[Extracted data entries]

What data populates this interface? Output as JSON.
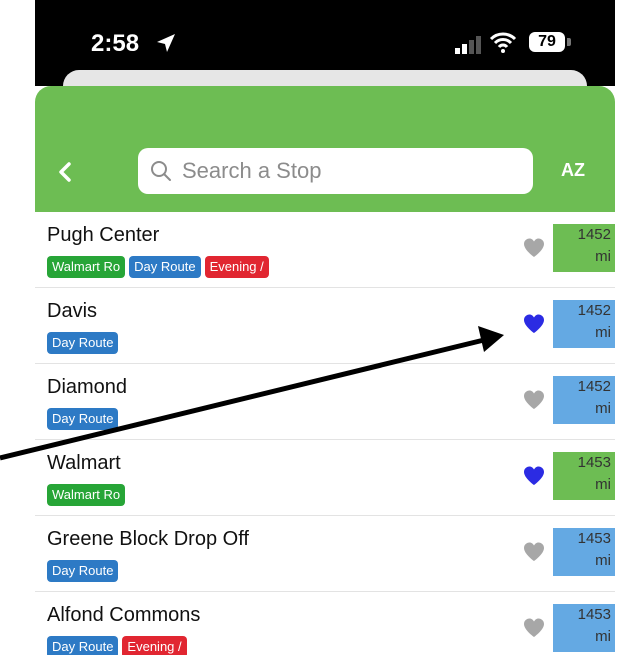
{
  "status": {
    "time": "2:58",
    "battery": "79"
  },
  "header": {
    "search_placeholder": "Search a Stop",
    "sort_label": "AZ"
  },
  "colors": {
    "header_green": "#6dbd53",
    "tag_green": "#27a537",
    "tag_blue": "#2d7ac5",
    "tag_red": "#e12631",
    "heart_active": "#2b2be3",
    "heart_inactive": "#a7a7a7",
    "distance_green": "#6dbd53",
    "distance_blue": "#64a9e3"
  },
  "stops": [
    {
      "name": "Pugh Center",
      "favorite": false,
      "distance": [
        "1452",
        "mi"
      ],
      "distance_color": "green",
      "tags": [
        {
          "label": "Walmart Ro",
          "color": "green"
        },
        {
          "label": "Day Route",
          "color": "blue"
        },
        {
          "label": "Evening /",
          "color": "red"
        }
      ]
    },
    {
      "name": "Davis",
      "favorite": true,
      "distance": [
        "1452",
        "mi"
      ],
      "distance_color": "blue",
      "tags": [
        {
          "label": "Day Route",
          "color": "blue"
        }
      ]
    },
    {
      "name": "Diamond",
      "favorite": false,
      "distance": [
        "1452",
        "mi"
      ],
      "distance_color": "blue",
      "tags": [
        {
          "label": "Day Route",
          "color": "blue"
        }
      ]
    },
    {
      "name": "Walmart",
      "favorite": true,
      "distance": [
        "1453",
        "mi"
      ],
      "distance_color": "green",
      "tags": [
        {
          "label": "Walmart Ro",
          "color": "green"
        }
      ]
    },
    {
      "name": "Greene Block Drop Off",
      "favorite": false,
      "distance": [
        "1453",
        "mi"
      ],
      "distance_color": "blue",
      "tags": [
        {
          "label": "Day Route",
          "color": "blue"
        }
      ]
    },
    {
      "name": "Alfond Commons",
      "favorite": false,
      "distance": [
        "1453",
        "mi"
      ],
      "distance_color": "blue",
      "tags": [
        {
          "label": "Day Route",
          "color": "blue"
        },
        {
          "label": "Evening /",
          "color": "red"
        }
      ]
    }
  ]
}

### Your goal
Pick out the lines that have the word "name". Copy them all.

### Task response
      "name": "Pugh Center",
      "name": "Davis",
      "name": "Diamond",
      "name": "Walmart",
      "name": "Greene Block Drop Off",
      "name": "Alfond Commons",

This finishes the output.